### WHAT TO DO
Swap "gridline" for "rule" in the lines of the data listing starting at "- bar-week-8: [468, 301, 478, 347]" and ending at "- y-axis-label-0: 0: [319, 335, 331, 358]", and give back only those lines with nothing else altered.
# start of DATA SHOWN
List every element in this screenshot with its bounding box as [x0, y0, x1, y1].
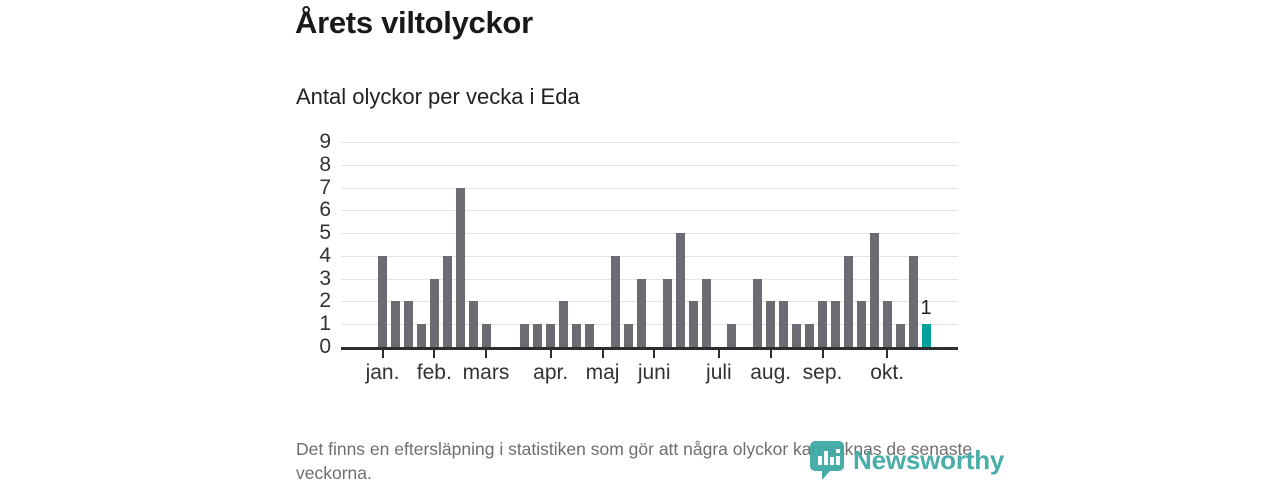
- bar-week-8: [468, 301, 478, 347]
- x-axis-tick-apr: [549, 350, 552, 358]
- x-axis-tick-maj: [601, 350, 604, 358]
- gridline-7: [341, 187, 958, 189]
- bar-week-2: [390, 301, 400, 347]
- y-axis-label-6: 6: [319, 198, 331, 222]
- y-axis-label-4: 4: [319, 243, 331, 267]
- bar-week-1: [378, 255, 387, 347]
- bar-week-6: [442, 255, 452, 347]
- bar-week-3: [403, 301, 413, 347]
- x-axis-month-label-mars: mars: [462, 361, 510, 384]
- bar-week-33: [792, 324, 802, 347]
- x-axis-tick-feb: [433, 350, 436, 358]
- bar-week-9: [481, 324, 491, 347]
- gridline-5: [341, 233, 958, 235]
- bar-week-7: [455, 187, 465, 347]
- x-axis-tick-okt: [886, 350, 889, 358]
- y-axis-label-0: 0: [319, 335, 331, 358]
- gridline-4: [341, 255, 958, 257]
- gridline-6: [341, 210, 958, 212]
- x-axis-month-label-sep: sep.: [802, 361, 843, 384]
- bar-week-43-highlight: [921, 324, 931, 347]
- x-axis-tick-juni: [653, 350, 656, 358]
- bar-week-42: [908, 255, 918, 347]
- bar-week-14: [546, 324, 556, 347]
- bar-week-5: [429, 278, 439, 347]
- y-axis-label-1: 1: [319, 312, 331, 336]
- x-axis-tick-aug: [769, 350, 772, 358]
- y-axis-label-8: 8: [319, 152, 331, 176]
- bar-week-28: [727, 324, 737, 347]
- bar-week-21: [636, 278, 646, 347]
- x-axis-tick-juli: [717, 350, 720, 358]
- bar-week-34: [805, 324, 814, 347]
- y-axis-label-7: 7: [319, 175, 331, 199]
- footnote: Det finns en eftersläpning i statistiken…: [296, 439, 973, 480]
- gridline-1: [341, 324, 958, 326]
- bar-week-19: [610, 255, 620, 347]
- chart-subtitle: Antal olyckor per vecka i Eda: [296, 84, 580, 109]
- y-axis-label-3: 3: [319, 266, 331, 290]
- x-axis-tick-mars: [485, 350, 487, 358]
- x-axis-month-label-juni: juni: [637, 361, 671, 384]
- x-axis-month-label-apr: apr.: [533, 361, 569, 384]
- bar-week-31: [766, 301, 776, 347]
- bar-week-39: [869, 233, 879, 347]
- y-axis-label-9: 9: [319, 130, 331, 153]
- bar-week-23: [662, 278, 672, 347]
- newsworthy-logo: Newsworthy: [810, 441, 1004, 480]
- x-axis-month-label-feb: feb.: [416, 361, 452, 384]
- gridline-3: [341, 278, 958, 280]
- bar-week-4: [416, 324, 426, 347]
- bar-week-25: [688, 301, 698, 347]
- bar-week-20: [623, 324, 633, 347]
- y-axis-label-2: 2: [319, 289, 331, 313]
- bar-week-12: [520, 324, 530, 347]
- bar-week-15: [559, 301, 569, 347]
- x-axis-month-label-aug: aug.: [750, 361, 792, 384]
- bar-week-40: [882, 301, 892, 347]
- bar-week-16: [572, 324, 582, 347]
- bar-week-30: [753, 278, 763, 347]
- bar-week-24: [675, 233, 685, 347]
- x-axis-tick-sep: [821, 350, 824, 358]
- y-axis-label-5: 5: [319, 221, 331, 245]
- gridline-2: [341, 301, 958, 303]
- bar-week-32: [779, 301, 789, 347]
- bar-week-37: [843, 255, 853, 347]
- x-axis-month-label-okt: okt.: [870, 361, 905, 384]
- x-axis-month-label-juli: juli: [706, 361, 732, 384]
- bar-week-35: [818, 301, 827, 347]
- x-axis-month-label-jan: jan.: [365, 361, 400, 384]
- gridline-8: [341, 164, 958, 166]
- x-axis-tick-jan: [381, 350, 384, 358]
- bar-week-13: [533, 324, 543, 347]
- newsworthy-chart-bubble-icon: [810, 441, 846, 480]
- gridline-9: [341, 142, 958, 143]
- bar-week-38: [856, 301, 866, 347]
- bar-week-41: [895, 324, 905, 347]
- bar-week-36: [830, 301, 840, 347]
- bar-week-26: [701, 278, 711, 347]
- page-title: Årets viltolyckor: [295, 5, 533, 40]
- x-axis-month-label-maj: maj: [585, 361, 620, 384]
- bar-week-17: [585, 324, 594, 347]
- newsworthy-logo-text: Newsworthy: [853, 445, 1005, 475]
- last-value-label: 1: [920, 297, 932, 320]
- x-axis-line: [341, 347, 958, 350]
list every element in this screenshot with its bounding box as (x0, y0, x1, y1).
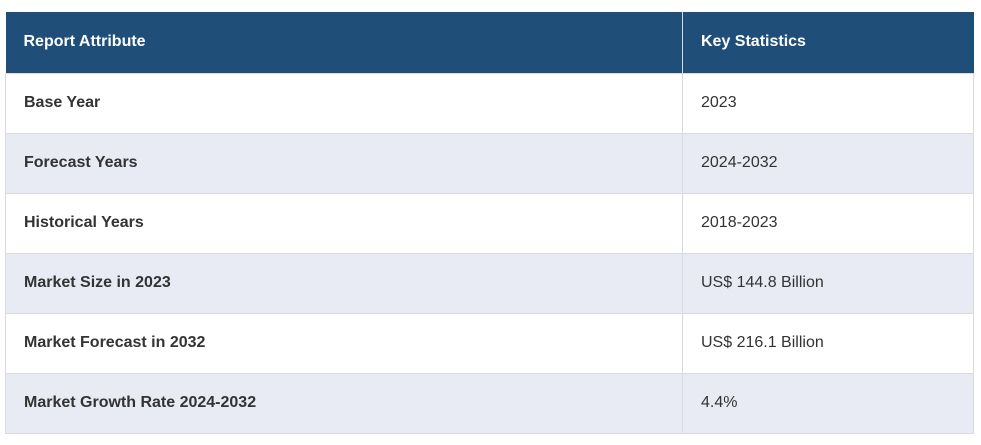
table-row: Market Forecast in 2032 US$ 216.1 Billio… (5, 312, 974, 374)
table-row: Market Growth Rate 2024-2032 4.4% (5, 372, 974, 434)
row-value: US$ 216.1 Billion (682, 312, 974, 374)
table-row: Forecast Years 2024-2032 (5, 132, 974, 194)
row-value: 2018-2023 (682, 192, 974, 254)
report-attributes-table: Report Attribute Key Statistics Base Yea… (5, 12, 974, 434)
row-attribute: Forecast Years (5, 132, 683, 194)
row-attribute: Market Forecast in 2032 (5, 312, 683, 374)
row-value: 4.4% (682, 372, 974, 434)
row-attribute: Base Year (5, 72, 683, 134)
table-row: Market Size in 2023 US$ 144.8 Billion (5, 252, 974, 314)
table-row: Historical Years 2018-2023 (5, 192, 974, 254)
header-key-statistics: Key Statistics (682, 12, 974, 73)
table-header: Report Attribute Key Statistics (5, 12, 974, 73)
header-row: Report Attribute Key Statistics (5, 12, 974, 73)
row-value: 2024-2032 (682, 132, 974, 194)
row-attribute: Market Size in 2023 (5, 252, 683, 314)
row-attribute: Market Growth Rate 2024-2032 (5, 372, 683, 434)
row-attribute: Historical Years (5, 192, 683, 254)
table-body: Base Year 2023 Forecast Years 2024-2032 … (5, 72, 974, 434)
row-value: US$ 144.8 Billion (682, 252, 974, 314)
header-report-attribute: Report Attribute (5, 12, 683, 73)
report-table-container: Report Attribute Key Statistics Base Yea… (5, 12, 974, 434)
row-value: 2023 (682, 72, 974, 134)
table-row: Base Year 2023 (5, 72, 974, 134)
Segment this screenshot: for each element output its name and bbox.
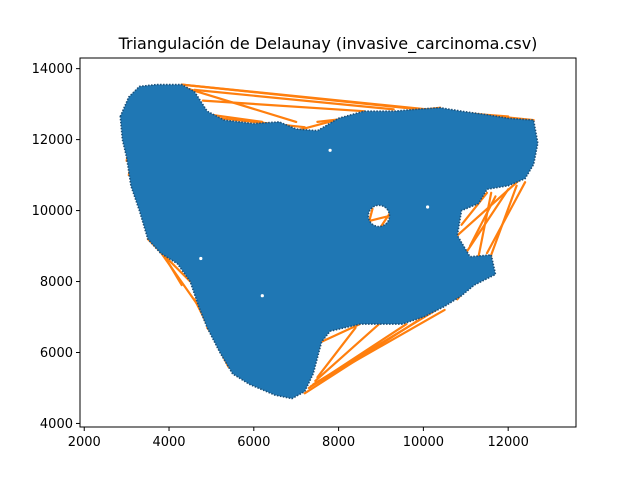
delaunay-edge (477, 191, 493, 258)
delaunay-edge (314, 321, 383, 382)
x-tick-label: 10000 (403, 435, 444, 450)
point-gap (260, 294, 264, 298)
point-gap (328, 148, 332, 152)
y-tick-label: 6000 (40, 346, 73, 361)
chart-title: Triangulación de Delaunay (invasive_carc… (118, 34, 538, 54)
point-cloud-region (119, 83, 539, 400)
x-tick-label: 6000 (237, 435, 270, 450)
y-tick-label: 10000 (32, 204, 73, 219)
delaunay-edge (490, 184, 518, 256)
delaunay-edge (460, 191, 489, 226)
delaunay-edge (193, 88, 395, 111)
point-gap (426, 205, 430, 209)
delaunay-edge (485, 181, 527, 255)
delaunay-edge (303, 315, 425, 395)
x-tick-label: 4000 (152, 435, 185, 450)
delaunay-edge (201, 99, 366, 113)
x-tick-label: 2000 (68, 435, 101, 450)
delaunay-edge (163, 255, 183, 287)
delaunay-edge (184, 87, 298, 124)
delaunay-edge (210, 113, 264, 124)
delaunay-edge (309, 308, 446, 388)
delaunay-edge (316, 326, 357, 379)
point-gap (199, 256, 203, 261)
point-cloud (119, 83, 539, 400)
delaunay-edge (367, 214, 391, 223)
y-tick-label: 14000 (32, 62, 73, 77)
axes-frame (79, 57, 577, 428)
y-tick-label: 8000 (40, 275, 73, 290)
x-tick-label: 8000 (322, 435, 355, 450)
x-axis: 2000 4000 6000 8000 10000 12000 (68, 427, 529, 450)
plot-area (119, 83, 539, 400)
delaunay-edge (320, 323, 361, 343)
y-tick-label: 12000 (32, 133, 73, 148)
delaunay-edge (468, 195, 497, 248)
x-tick-label: 12000 (487, 435, 528, 450)
y-tick-label: 4000 (40, 417, 73, 432)
y-axis: 4000 6000 8000 10000 12000 14000 (32, 62, 80, 432)
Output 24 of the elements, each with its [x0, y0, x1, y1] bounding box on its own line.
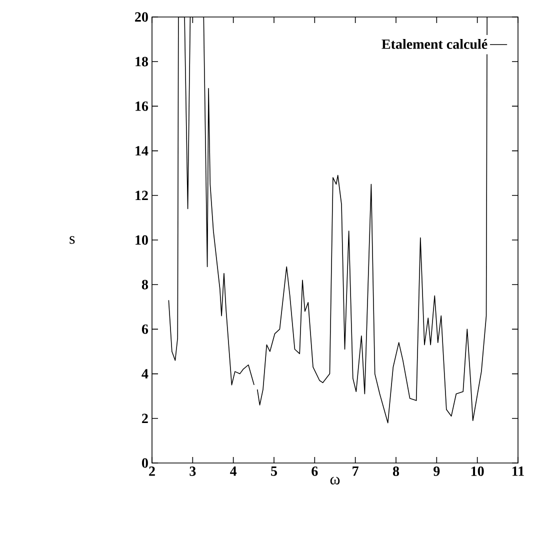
y-tick-label: 10 — [136, 235, 148, 245]
y-tick-label: 2 — [142, 414, 148, 424]
x-axis-title: ω — [330, 476, 340, 484]
y-tick-label: 20 — [135, 12, 148, 22]
x-tick-label: 3 — [190, 466, 196, 476]
y-tick-label: 4 — [142, 369, 148, 378]
y-tick-label: 8 — [142, 280, 148, 290]
x-tick-label: 11 — [512, 466, 524, 476]
y-tick-label: 12 — [136, 190, 148, 200]
x-tick-label: 6 — [312, 466, 318, 476]
y-tick-label: 16 — [136, 101, 148, 111]
y-axis-title: s — [70, 236, 75, 244]
x-tick-label: 7 — [352, 466, 358, 476]
y-tick-label: 0 — [142, 458, 148, 468]
y-tick-label: 18 — [136, 56, 148, 66]
legend-label: Etalement calculé — [382, 39, 488, 49]
x-tick-label: 10 — [471, 466, 484, 476]
x-tick-label: 9 — [434, 466, 440, 476]
x-tick-label: 2 — [149, 466, 155, 476]
x-tick-label: 4 — [230, 466, 237, 476]
y-tick-label: 6 — [142, 324, 148, 334]
x-tick-label: 5 — [271, 466, 277, 476]
x-tick-label: 8 — [392, 466, 400, 476]
y-tick-label: 14 — [136, 146, 148, 156]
# end of DATA SHOWN
### TASK OUTPUT
- bar-week-8: [468, 301, 478, 347]
- x-axis-tick-apr: [549, 350, 552, 358]
- x-axis-tick-maj: [601, 350, 604, 358]
- rule-7: [341, 187, 958, 189]
- bar-week-2: [390, 301, 400, 347]
- y-axis-label-6: 6: [319, 198, 331, 222]
- y-axis-label-4: 4: [319, 243, 331, 267]
- bar-week-1: [378, 255, 387, 347]
- bar-week-6: [442, 255, 452, 347]
- bar-week-3: [403, 301, 413, 347]
- x-axis-month-label-mars: mars: [462, 361, 510, 384]
- bar-week-33: [792, 324, 802, 347]
- x-axis-tick-feb: [433, 350, 436, 358]
- bar-week-9: [481, 324, 491, 347]
- rule-5: [341, 233, 958, 235]
- bar-week-7: [455, 187, 465, 347]
- x-axis-tick-okt: [886, 350, 889, 358]
- y-axis-label-0: 0: [319, 335, 331, 358]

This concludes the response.